## Start Raw data

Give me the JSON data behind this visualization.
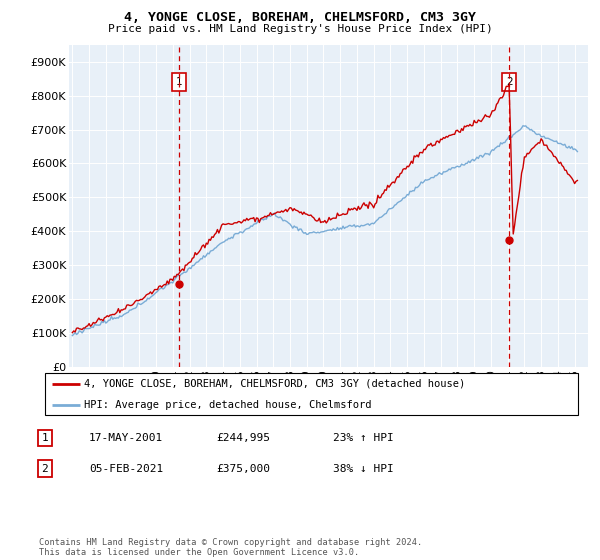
{
  "title1": "4, YONGE CLOSE, BOREHAM, CHELMSFORD, CM3 3GY",
  "title2": "Price paid vs. HM Land Registry's House Price Index (HPI)",
  "legend_line1": "4, YONGE CLOSE, BOREHAM, CHELMSFORD, CM3 3GY (detached house)",
  "legend_line2": "HPI: Average price, detached house, Chelmsford",
  "annotation1_date": "17-MAY-2001",
  "annotation1_price": "£244,995",
  "annotation1_hpi": "23% ↑ HPI",
  "annotation2_date": "05-FEB-2021",
  "annotation2_price": "£375,000",
  "annotation2_hpi": "38% ↓ HPI",
  "footer": "Contains HM Land Registry data © Crown copyright and database right 2024.\nThis data is licensed under the Open Government Licence v3.0.",
  "red_color": "#cc0000",
  "blue_color": "#7aacd6",
  "plot_bg": "#e8f0f8",
  "ylim": [
    0,
    950000
  ],
  "yticks": [
    0,
    100000,
    200000,
    300000,
    400000,
    500000,
    600000,
    700000,
    800000,
    900000
  ],
  "ytick_labels": [
    "£0",
    "£100K",
    "£200K",
    "£300K",
    "£400K",
    "£500K",
    "£600K",
    "£700K",
    "£800K",
    "£900K"
  ],
  "sale1_year": 2001.38,
  "sale1_price": 244995,
  "sale2_year": 2021.09,
  "sale2_price": 375000,
  "xmin": 1994.8,
  "xmax": 2025.8
}
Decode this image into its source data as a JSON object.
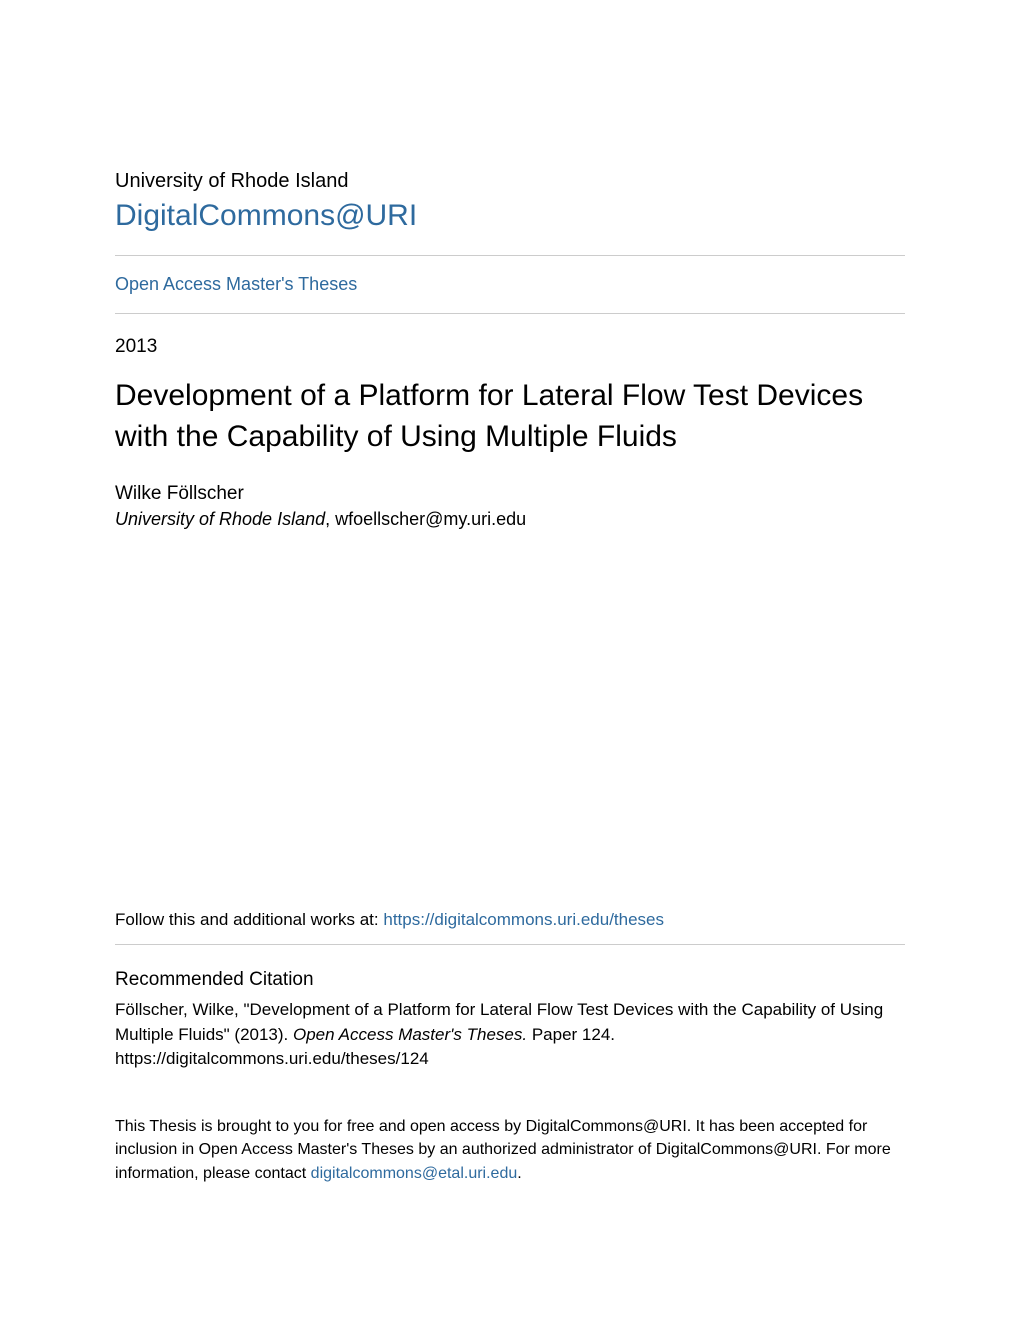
{
  "header": {
    "institution": "University of Rhode Island",
    "repository": "DigitalCommons@URI"
  },
  "collection": {
    "name": "Open Access Master's Theses"
  },
  "metadata": {
    "year": "2013",
    "title": "Development of a Platform for Lateral Flow Test Devices with the Capability of Using Multiple Fluids"
  },
  "author": {
    "name": "Wilke Föllscher",
    "affiliation": "University of Rhode Island",
    "email": "wfoellscher@my.uri.edu"
  },
  "follow": {
    "prefix": "Follow this and additional works at: ",
    "url": "https://digitalcommons.uri.edu/theses"
  },
  "citation": {
    "heading": "Recommended Citation",
    "text_part1": "Föllscher, Wilke, \"Development of a Platform for Lateral Flow Test Devices with the Capability of Using Multiple Fluids\" (2013). ",
    "text_italic": "Open Access Master's Theses.",
    "text_part2": " Paper 124.",
    "url": "https://digitalcommons.uri.edu/theses/124"
  },
  "footer": {
    "text_part1": "This Thesis is brought to you for free and open access by DigitalCommons@URI. It has been accepted for inclusion in Open Access Master's Theses by an authorized administrator of DigitalCommons@URI. For more information, please contact ",
    "contact_email": "digitalcommons@etal.uri.edu",
    "text_part2": "."
  },
  "colors": {
    "link": "#2e6a9e",
    "text": "#000000",
    "divider": "#cccccc",
    "background": "#ffffff"
  },
  "typography": {
    "title_fontsize": 30,
    "body_fontsize": 17,
    "heading_fontsize": 19
  }
}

## End Raw data

### Aim of the exercise
Gather all the lines that include the word "https" and copy them out.

### Written solution
    "url": "https://digitalcommons.uri.edu/theses"
    "url": "https://digitalcommons.uri.edu/theses/124"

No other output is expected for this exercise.